问题与任务:
a: 能把ADS1.2工程迁移教程中从“修改2440init.s文件”到“PRESERVE8    ;8 字对齐(为了让汇编代码8字节对齐)”的这一段一字不差地照抄出来吗?
b: 这篇讲ADS1.2工程迁移到KEIL的教程,能否在其末尾接着写下去?

摘录:

_ _ _ _ _ _ _

将ADS1.2的工程迁移到KEIL上-基于2440

新版的MDK支持2440相关芯片,但是很多人的工程都是基于ADS1.2开发,文字不好看,兼容性不好等等问题,而且电脑上装太多开发工具切换起来也麻烦,所以切换到MDK开发2440裸机程序应该是一个很好的选择

1.       新建MDK工程,芯片选择2440

不拷贝启动代码,因为我们用自己的启动代码

2.       建立工程目录分级,建立完成后如下所示

拷贝相应代码到对应目录中

Option中拷贝

Core中拷贝

建立新的main文件

将文件加入工程

路径中建立包含

还要为asm文件建立包含

修改2440init.s文件

首先,MDK默认放在最前面的段是RESET段,将2440init.s第84行(可能你的不是)
AREA    Init,CODE,READONLY修改为 AREA    RESET,CODE,READONLY

这样编译器就能找到入口点了

在上面这句下面加上一行

PRESERVE8    ;8 字对齐(为了让汇编代码8字节对齐)

修改

IMPORT  |Image$$RO$$Base| ; Base of ROM code

IMPORT  |Image$$RO$$Limit|  ; End of ROM code (=start of ROM data)

IMPORT  |Image$$RW$$Base|   ; Base of RAM to initialise

IMPORT  |Image$$ZI$$Base|   ; Base and limit of area

IMPORT  |Image$$ZI$$Limit|  ; to zero initialise

这些是通过ADS的工程设置里面设定的RO Base和RW Base设定的,在MDK中的名称不叫这个

修改为

IMPORT  |Image$$ER_ROM1$$RO$$Base|   ; Base of ROM code

IMPORT  |Image$$ER_ROM1$$RO$$Limit|  ; End of ROM code (=start of ROM data)

_ _ _ _ _ _ _

数据部分:

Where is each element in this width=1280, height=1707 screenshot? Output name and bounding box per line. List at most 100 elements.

_ _ _ _ _ _ _

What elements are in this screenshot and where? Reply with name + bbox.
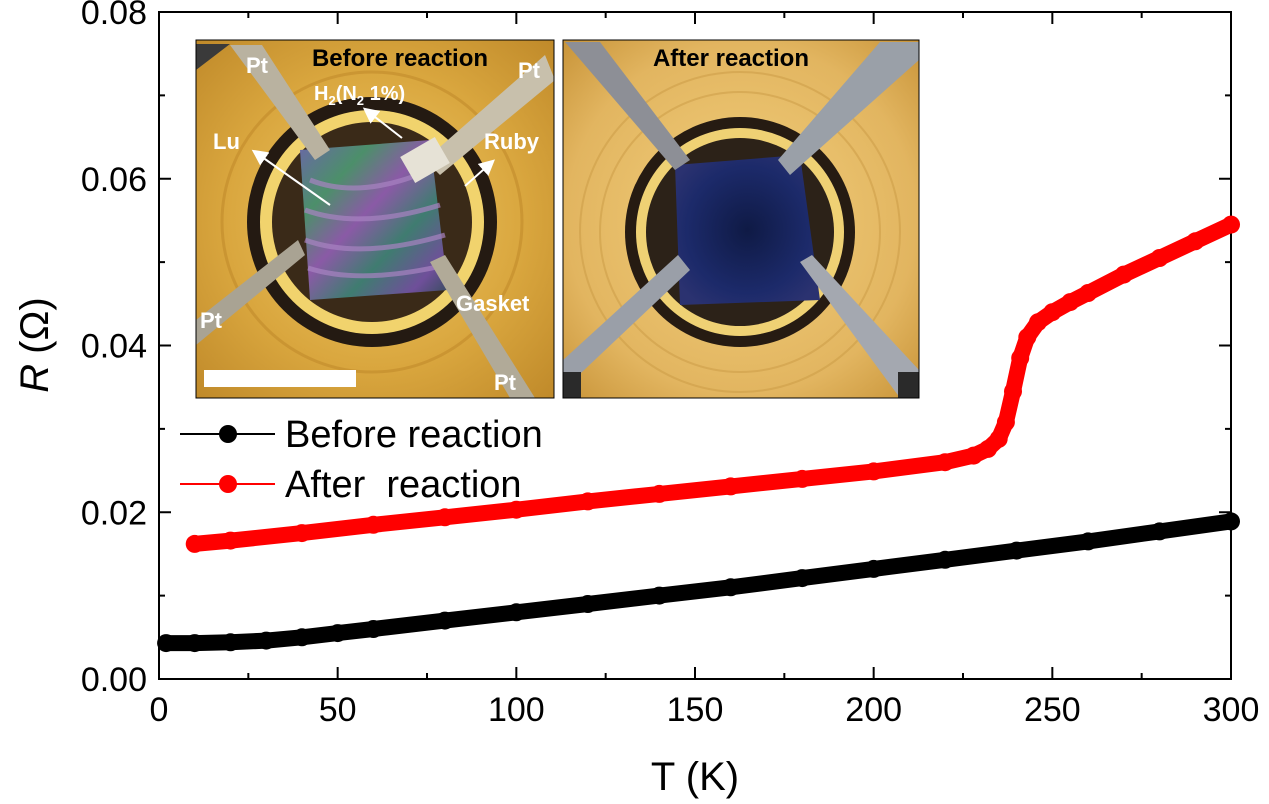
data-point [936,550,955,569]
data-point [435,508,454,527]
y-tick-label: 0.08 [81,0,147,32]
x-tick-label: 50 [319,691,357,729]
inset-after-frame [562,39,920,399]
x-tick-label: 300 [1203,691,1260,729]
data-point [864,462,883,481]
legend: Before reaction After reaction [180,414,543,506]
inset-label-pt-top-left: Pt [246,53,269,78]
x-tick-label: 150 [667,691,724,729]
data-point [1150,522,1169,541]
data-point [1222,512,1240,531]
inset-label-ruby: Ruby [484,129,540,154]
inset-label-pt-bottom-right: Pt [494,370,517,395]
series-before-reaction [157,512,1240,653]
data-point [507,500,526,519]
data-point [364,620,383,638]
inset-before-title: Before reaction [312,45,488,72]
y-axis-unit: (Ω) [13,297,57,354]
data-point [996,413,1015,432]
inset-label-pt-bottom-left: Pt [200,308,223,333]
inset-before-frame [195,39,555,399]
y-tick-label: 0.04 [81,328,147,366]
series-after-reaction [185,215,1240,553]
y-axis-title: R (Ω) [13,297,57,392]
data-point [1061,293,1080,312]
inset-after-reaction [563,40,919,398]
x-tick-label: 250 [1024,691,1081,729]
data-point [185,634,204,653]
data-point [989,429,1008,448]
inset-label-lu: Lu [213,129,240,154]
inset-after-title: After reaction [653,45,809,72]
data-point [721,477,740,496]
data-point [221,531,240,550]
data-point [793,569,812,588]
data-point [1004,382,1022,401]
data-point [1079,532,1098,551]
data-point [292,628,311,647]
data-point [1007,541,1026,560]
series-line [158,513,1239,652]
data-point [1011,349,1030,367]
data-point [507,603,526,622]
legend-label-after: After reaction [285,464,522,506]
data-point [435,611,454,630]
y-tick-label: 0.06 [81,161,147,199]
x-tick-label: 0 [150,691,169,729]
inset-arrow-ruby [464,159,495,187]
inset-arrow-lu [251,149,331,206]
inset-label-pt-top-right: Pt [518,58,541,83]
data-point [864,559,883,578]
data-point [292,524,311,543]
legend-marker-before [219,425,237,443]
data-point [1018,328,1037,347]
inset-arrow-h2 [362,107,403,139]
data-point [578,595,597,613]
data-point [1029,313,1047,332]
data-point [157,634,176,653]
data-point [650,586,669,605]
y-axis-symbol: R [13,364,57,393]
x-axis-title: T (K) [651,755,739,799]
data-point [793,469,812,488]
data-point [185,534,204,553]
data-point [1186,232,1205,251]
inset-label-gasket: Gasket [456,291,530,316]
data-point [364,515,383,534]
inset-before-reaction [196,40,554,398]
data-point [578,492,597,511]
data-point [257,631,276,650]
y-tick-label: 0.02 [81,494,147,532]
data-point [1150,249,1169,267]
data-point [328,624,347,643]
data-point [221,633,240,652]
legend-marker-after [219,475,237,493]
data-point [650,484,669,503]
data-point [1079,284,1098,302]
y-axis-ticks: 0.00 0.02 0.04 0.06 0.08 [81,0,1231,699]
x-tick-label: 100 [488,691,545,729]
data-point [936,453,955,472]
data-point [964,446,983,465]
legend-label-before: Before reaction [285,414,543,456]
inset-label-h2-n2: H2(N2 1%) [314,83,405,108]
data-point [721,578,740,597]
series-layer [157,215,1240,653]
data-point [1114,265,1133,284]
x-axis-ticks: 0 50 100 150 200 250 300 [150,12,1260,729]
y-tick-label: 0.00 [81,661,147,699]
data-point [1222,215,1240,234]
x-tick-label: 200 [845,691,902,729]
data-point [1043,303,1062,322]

_ _ _ _ _ _ _

预期输出:
a:
修改2440init.s文件

首先,MDK默认放在最前面的段是RESET段,将2440init.s第84行(可能你的不是)
AREA    Init,CODE,READONLY修改为 AREA    RESET,CODE,READONLY

这样编译器就能找到入口点了

在上面这句下面加上一行

PRESERVE8    ;8 字对齐(为了让汇编代码8字节对齐)

b:
IMPORT  |Image$$RW_RAM1$$RW$$Base|   ; Base of RAM to initialise

IMPORT  |Image$$RW_RAM1$$ZI$$Base|   ; Base and limit of area

IMPORT  |Image$$RW_RAM1$$ZI$$Limit|  ; to zero initialize

上面的改了下面的这个也要改

BaseOfROM DCD |Image$$RO$$Base|

TopOfROM DCD |Image$$RO$$Limit|

BaseOfBSS DCD |Image$$RW$$Base|

BaseOfZero DCD |Image$$ZI$$Base|

EndOfBSS DCD |Image$$ZI$$Limit|

修改为

BaseOfROM  DCD  |Image$$ER_ROM1$$RO$$Base|

TopOfROM  DCD  |Image$$ER_ROM1$$RO$$Limit|

BaseOfBSS  DCD  |Image$$RW_RAM1$$RW$$Base|

BaseOfZero  DCD  |Image$$RW_RAM1$$ZI$$Base|

EndOfBSS  DCD  |Image$$RW_RAM1$$ZI$$Limit|

此时还需要设置代码运行区和存放区

ROM区域需要打开nand.c中的RdNF2SDRAM函数查看起始地址

我的起始地址为0x30000000
大小为0x100000

Size必须大于0x100000,RAM空间大于ROM空间且少于最大物理空间即可(不要忘了打钩勾)

编写Main函数,记住是首字母大写

此时编译就可以通过了

随意将一个ADS1.2编写好的led驱动放进去,最终修改如下

Led.h

#ifndef __LED_H
#define __LED_H
#include "2440addr.h"

typedef enum
{
	LED1 = 0,	//GPB5
	LED2 = 1,	//GPB6
	LED3 = 2,	//GPB5
	LED4 = 3	//GPB8
}LEDn;

void ledInit(LEDn led);
void ledInitAll(void);
void ledOn(LEDn led);
void ledOff(LEDn led);
void ledTurn(LEDn led);
unsigned char getLedStatus(LEDn led);

//TQ2440led引脚 B5 B6 B7 B8

#endif

Led.c

#include "led.h"

void ledInit(LEDn led)
{
	if(led == LED1)
	{
		rGPBCON &= ~(3<<10);	//端口写入01设置为输出模式，先清零
		rGPBCON |= (1<<10);		//设置为输出
		rGPBUP &= ~(1<<5);		//禁止上拉
		rGPBDAT |= (1<<5);		//设置初始值为1，灯灭
	}
	else if(led == LED2)
	{
		rGPBCON &= ~(3<<12);
		rGPBCON |= (1<<12);
		rGPBUP &= ~(1<<6);
		rGPBDAT |= (1<<6);
	}
	else if(led == LED3)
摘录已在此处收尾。